Material provided —
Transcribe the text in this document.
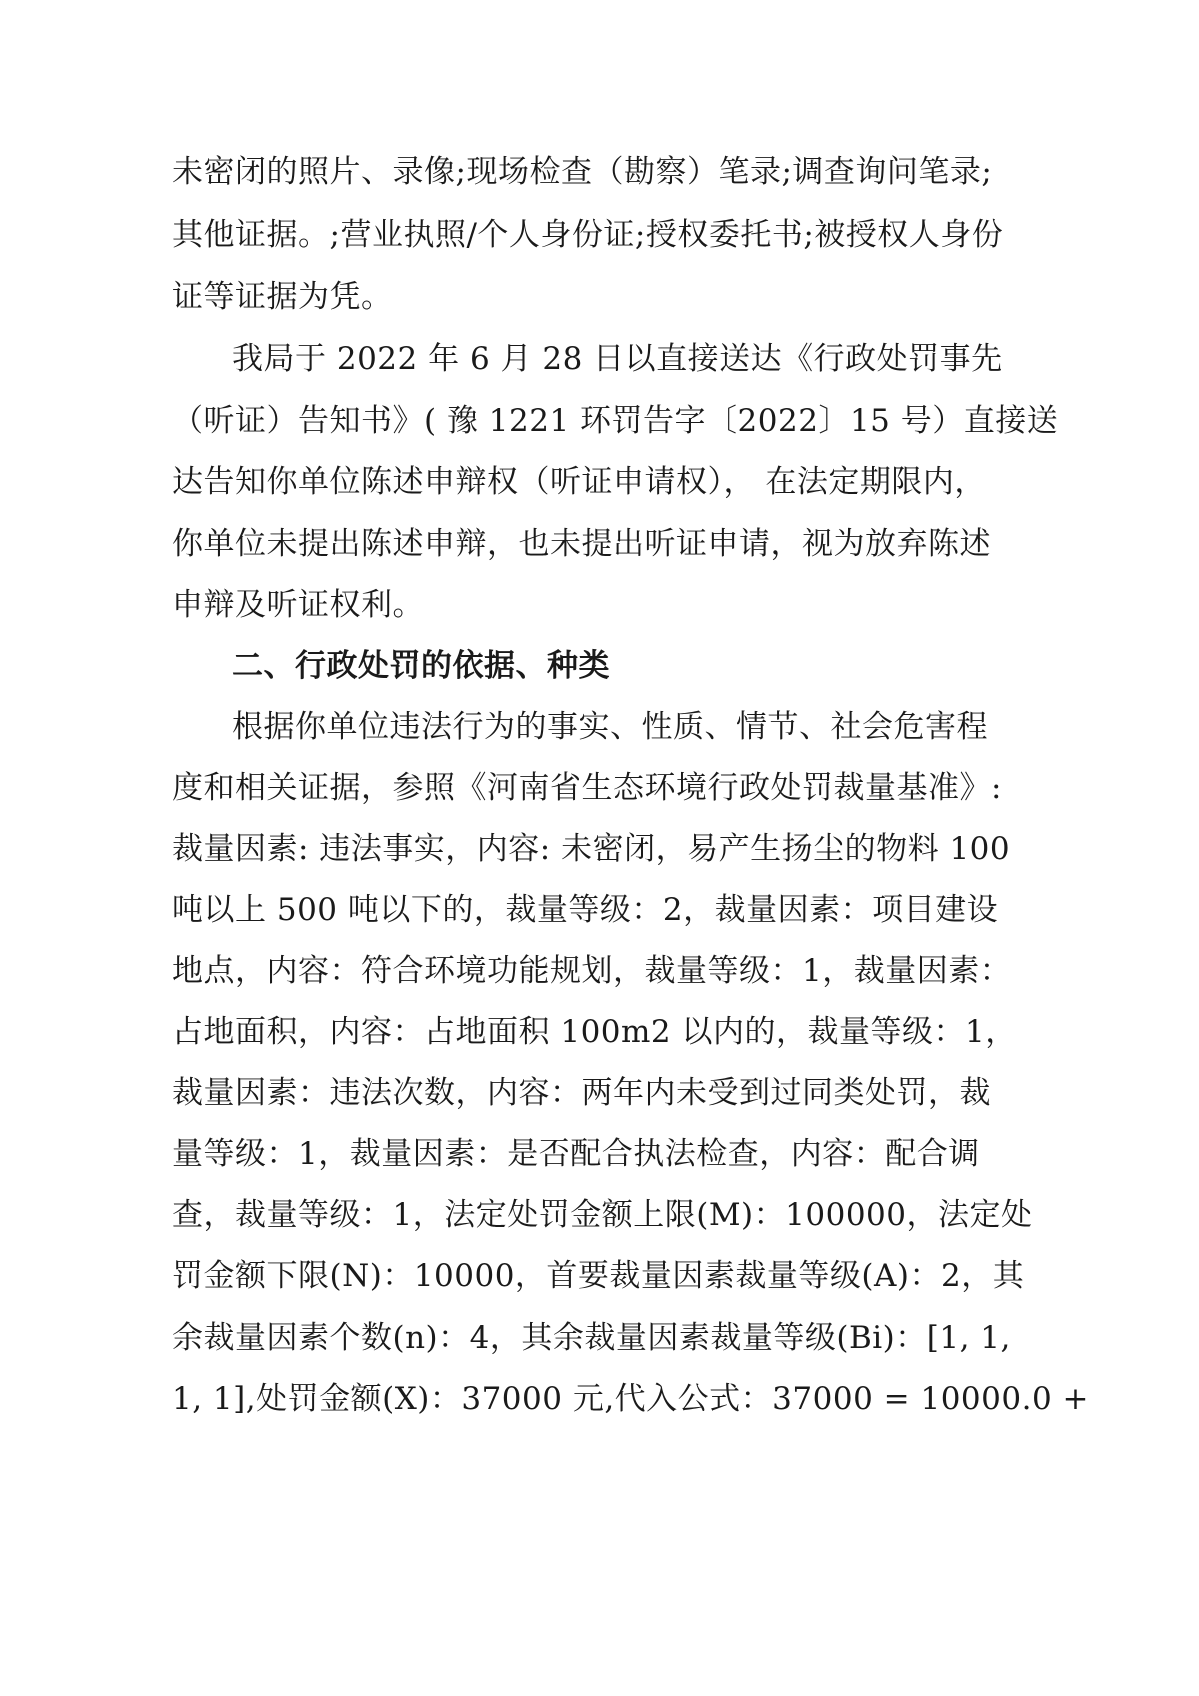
未密闭的照片、录像;现场检查（勘察）笔录;调查询问笔录;
其他证据。;营业执照/个人身份证;授权委托书;被授权人身份
证等证据为凭。
我局于 2022 年 6 月 28 日以直接送达《行政处罚事先
（听证）告知书》( 豫 1221 环罚告字〔2022〕15 号）直接送
达告知你单位陈述申辩权（听证申请权）， 在法定期限内，
你单位未提出陈述申辩，也未提出听证申请，视为放弃陈述
申辩及听证权利。
二、行政处罚的依据、种类
根据你单位违法行为的事实、性质、情节、社会危害程
度和相关证据，参照《河南省生态环境行政处罚裁量基准》:
裁量因素: 违法事实，内容: 未密闭，易产生扬尘的物料 100
吨以上 500 吨以下的，裁量等级：2，裁量因素：项目建设
地点，内容：符合环境功能规划，裁量等级：1，裁量因素：
占地面积，内容：占地面积 100m2 以内的，裁量等级：1，
裁量因素：违法次数，内容：两年内未受到过同类处罚，裁
量等级：1，裁量因素：是否配合执法检查，内容：配合调
查，裁量等级：1，法定处罚金额上限(M)：100000，法定处
罚金额下限(N)：10000，首要裁量因素裁量等级(A)：2，其
余裁量因素个数(n)：4，其余裁量因素裁量等级(Bi)：[1, 1,
1, 1],处罚金额(X)：37000 元,代入公式：37000 = 10000.0 +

Aim of the task — Reproduce the entries exactly. Do not carry over any picture.

Answer for this exercise —
Transcribe the text in this document.
未密闭的照片、录像;现场检查（勘察）笔录;调查询问笔录;
其他证据。;营业执照/个人身份证;授权委托书;被授权人身份
证等证据为凭。
我局于 2022 年 6 月 28 日以直接送达《行政处罚事先
（听证）告知书》( 豫 1221 环罚告字〔2022〕15 号）直接送
达告知你单位陈述申辩权（听证申请权）， 在法定期限内，
你单位未提出陈述申辩，也未提出听证申请，视为放弃陈述
申辩及听证权利。
二、行政处罚的依据、种类
根据你单位违法行为的事实、性质、情节、社会危害程
度和相关证据，参照《河南省生态环境行政处罚裁量基准》:
裁量因素: 违法事实，内容: 未密闭，易产生扬尘的物料 100
吨以上 500 吨以下的，裁量等级：2，裁量因素：项目建设
地点，内容：符合环境功能规划，裁量等级：1，裁量因素：
占地面积，内容：占地面积 100m2 以内的，裁量等级：1，
裁量因素：违法次数，内容：两年内未受到过同类处罚，裁
量等级：1，裁量因素：是否配合执法检查，内容：配合调
查，裁量等级：1，法定处罚金额上限(M)：100000，法定处
罚金额下限(N)：10000，首要裁量因素裁量等级(A)：2，其
余裁量因素个数(n)：4，其余裁量因素裁量等级(Bi)：[1, 1,
1, 1],处罚金额(X)：37000 元,代入公式：37000 = 10000.0 +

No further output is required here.